**INSTRUCTIONS FOR THE TASK:** Give back exactly the lines starting at the one with "What data populates" and ending at the last line of the data below. Pictures are not part of the copy.

====== DATASET ROWS

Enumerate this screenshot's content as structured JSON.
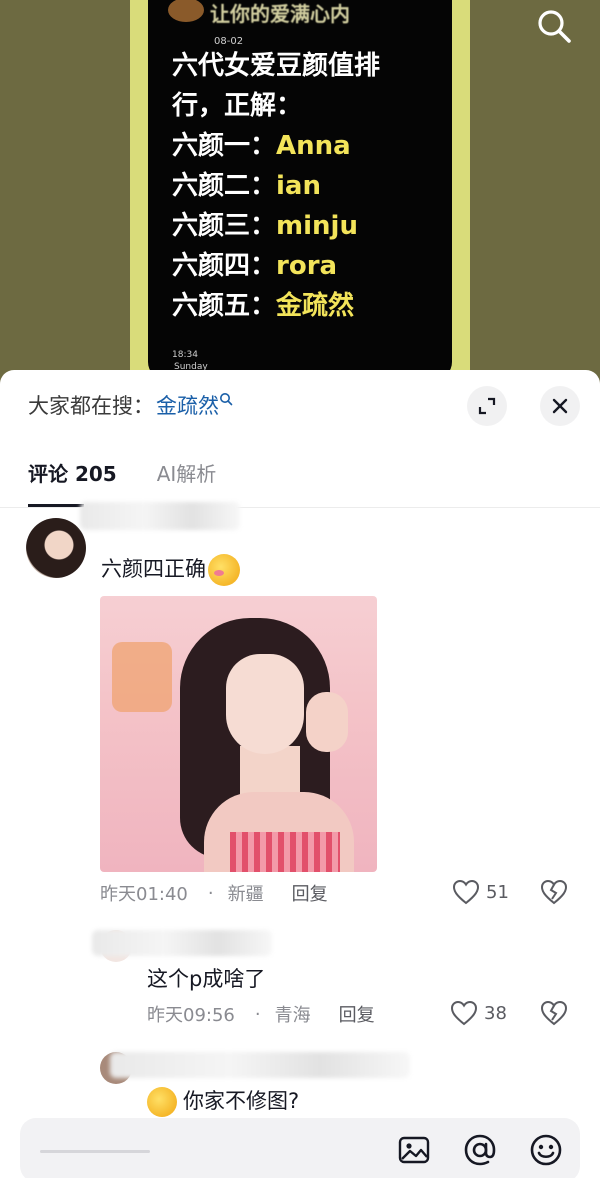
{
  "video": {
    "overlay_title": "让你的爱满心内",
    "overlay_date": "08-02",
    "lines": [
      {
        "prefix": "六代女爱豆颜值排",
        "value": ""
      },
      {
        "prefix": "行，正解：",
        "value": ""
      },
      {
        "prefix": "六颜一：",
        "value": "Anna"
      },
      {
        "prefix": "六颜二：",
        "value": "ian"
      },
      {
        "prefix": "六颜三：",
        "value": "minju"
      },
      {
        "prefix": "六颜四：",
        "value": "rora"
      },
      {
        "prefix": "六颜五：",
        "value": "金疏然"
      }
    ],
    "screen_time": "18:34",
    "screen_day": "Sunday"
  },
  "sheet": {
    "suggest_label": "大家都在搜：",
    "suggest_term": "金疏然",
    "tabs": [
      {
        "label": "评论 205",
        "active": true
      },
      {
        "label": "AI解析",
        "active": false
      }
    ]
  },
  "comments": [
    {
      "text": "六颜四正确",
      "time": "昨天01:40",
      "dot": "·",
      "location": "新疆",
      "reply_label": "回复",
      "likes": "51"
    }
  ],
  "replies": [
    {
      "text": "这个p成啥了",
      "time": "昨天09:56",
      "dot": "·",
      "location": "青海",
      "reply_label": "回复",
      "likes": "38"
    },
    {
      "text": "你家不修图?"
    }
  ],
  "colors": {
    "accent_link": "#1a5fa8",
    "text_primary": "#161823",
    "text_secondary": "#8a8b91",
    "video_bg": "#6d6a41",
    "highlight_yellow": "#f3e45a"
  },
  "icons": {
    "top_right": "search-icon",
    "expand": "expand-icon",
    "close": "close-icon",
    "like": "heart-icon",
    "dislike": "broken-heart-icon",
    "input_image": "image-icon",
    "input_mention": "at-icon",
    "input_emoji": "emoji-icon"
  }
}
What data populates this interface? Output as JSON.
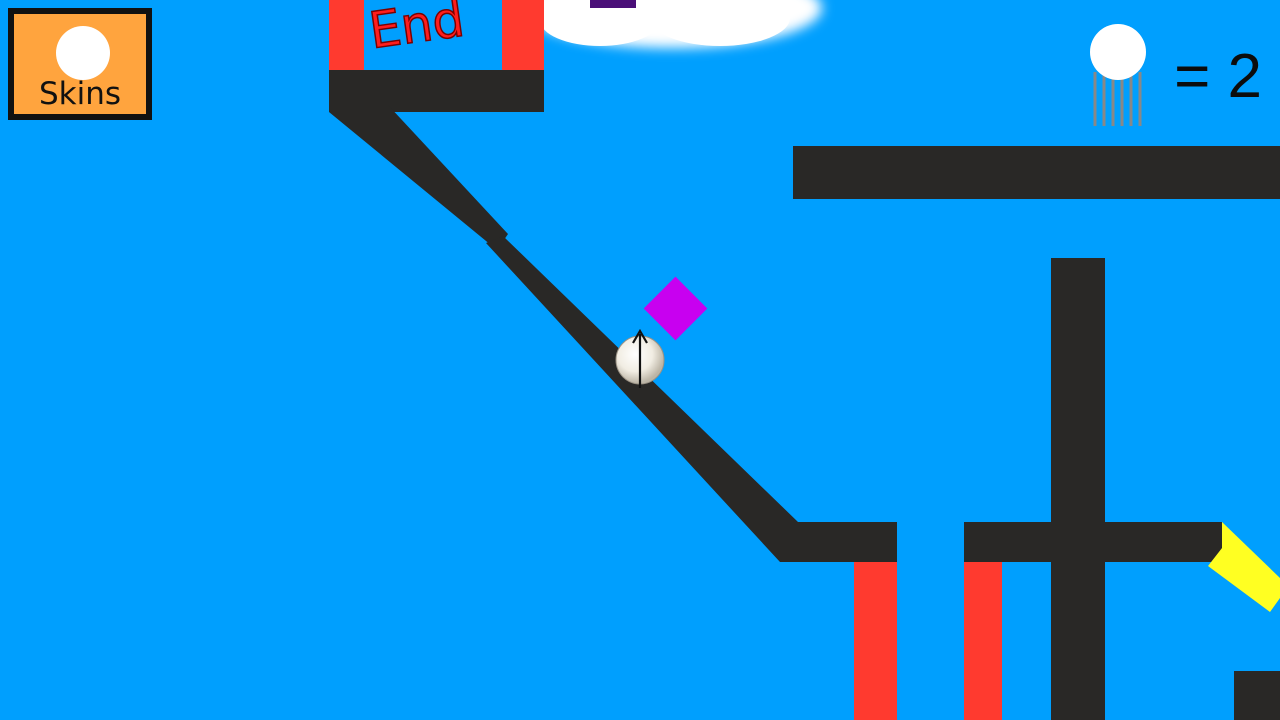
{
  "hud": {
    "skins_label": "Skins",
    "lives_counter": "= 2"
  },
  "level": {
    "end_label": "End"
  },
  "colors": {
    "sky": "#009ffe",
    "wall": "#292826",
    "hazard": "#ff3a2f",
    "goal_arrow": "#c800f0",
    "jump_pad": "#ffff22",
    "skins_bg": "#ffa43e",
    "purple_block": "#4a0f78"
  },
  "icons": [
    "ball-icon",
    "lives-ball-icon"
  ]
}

============

**FULL RESPONSE:**
What data populates this interface? Output as JSON.
{
  "hud": {
    "skins_label": "Skins",
    "lives_counter": "= 2"
  },
  "level": {
    "end_label": "End"
  },
  "colors": {
    "sky": "#009ffe",
    "wall": "#292826",
    "hazard": "#ff3a2f",
    "goal_arrow": "#c800f0",
    "jump_pad": "#ffff22",
    "skins_bg": "#ffa43e",
    "purple_block": "#4a0f78"
  },
  "icons": [
    "ball-icon",
    "lives-ball-icon"
  ]
}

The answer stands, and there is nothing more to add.